Exercise goal
Write out the entries again exactly as they are given.

[Dataset rows]
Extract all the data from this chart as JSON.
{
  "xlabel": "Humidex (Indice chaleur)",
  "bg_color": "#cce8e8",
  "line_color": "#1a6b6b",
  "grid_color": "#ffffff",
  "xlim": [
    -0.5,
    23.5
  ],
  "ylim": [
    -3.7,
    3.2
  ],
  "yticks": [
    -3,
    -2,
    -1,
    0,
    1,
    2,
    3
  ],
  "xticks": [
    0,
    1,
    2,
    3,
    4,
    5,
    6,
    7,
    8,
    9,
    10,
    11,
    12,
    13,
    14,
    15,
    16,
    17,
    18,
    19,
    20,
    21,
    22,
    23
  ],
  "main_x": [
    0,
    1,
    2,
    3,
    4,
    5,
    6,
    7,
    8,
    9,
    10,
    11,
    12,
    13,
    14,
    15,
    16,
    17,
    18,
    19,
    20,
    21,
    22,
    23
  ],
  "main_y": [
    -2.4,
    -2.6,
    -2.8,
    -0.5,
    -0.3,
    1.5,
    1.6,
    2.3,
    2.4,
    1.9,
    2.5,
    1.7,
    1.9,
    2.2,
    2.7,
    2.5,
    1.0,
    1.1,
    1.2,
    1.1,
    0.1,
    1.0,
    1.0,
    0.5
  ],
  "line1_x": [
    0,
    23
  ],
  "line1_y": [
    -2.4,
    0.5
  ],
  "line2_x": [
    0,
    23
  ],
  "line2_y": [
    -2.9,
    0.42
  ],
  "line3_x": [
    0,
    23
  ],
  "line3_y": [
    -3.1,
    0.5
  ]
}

Completed exercise
Extract all the data from this chart as JSON.
{
  "xlabel": "Humidex (Indice chaleur)",
  "bg_color": "#cce8e8",
  "line_color": "#1a6b6b",
  "grid_color": "#ffffff",
  "xlim": [
    -0.5,
    23.5
  ],
  "ylim": [
    -3.7,
    3.2
  ],
  "yticks": [
    -3,
    -2,
    -1,
    0,
    1,
    2,
    3
  ],
  "xticks": [
    0,
    1,
    2,
    3,
    4,
    5,
    6,
    7,
    8,
    9,
    10,
    11,
    12,
    13,
    14,
    15,
    16,
    17,
    18,
    19,
    20,
    21,
    22,
    23
  ],
  "main_x": [
    0,
    1,
    2,
    3,
    4,
    5,
    6,
    7,
    8,
    9,
    10,
    11,
    12,
    13,
    14,
    15,
    16,
    17,
    18,
    19,
    20,
    21,
    22,
    23
  ],
  "main_y": [
    -2.4,
    -2.6,
    -2.8,
    -0.5,
    -0.3,
    1.5,
    1.6,
    2.3,
    2.4,
    1.9,
    2.5,
    1.7,
    1.9,
    2.2,
    2.7,
    2.5,
    1.0,
    1.1,
    1.2,
    1.1,
    0.1,
    1.0,
    1.0,
    0.5
  ],
  "line1_x": [
    0,
    23
  ],
  "line1_y": [
    -2.4,
    0.5
  ],
  "line2_x": [
    0,
    23
  ],
  "line2_y": [
    -2.9,
    0.42
  ],
  "line3_x": [
    0,
    23
  ],
  "line3_y": [
    -3.1,
    0.5
  ]
}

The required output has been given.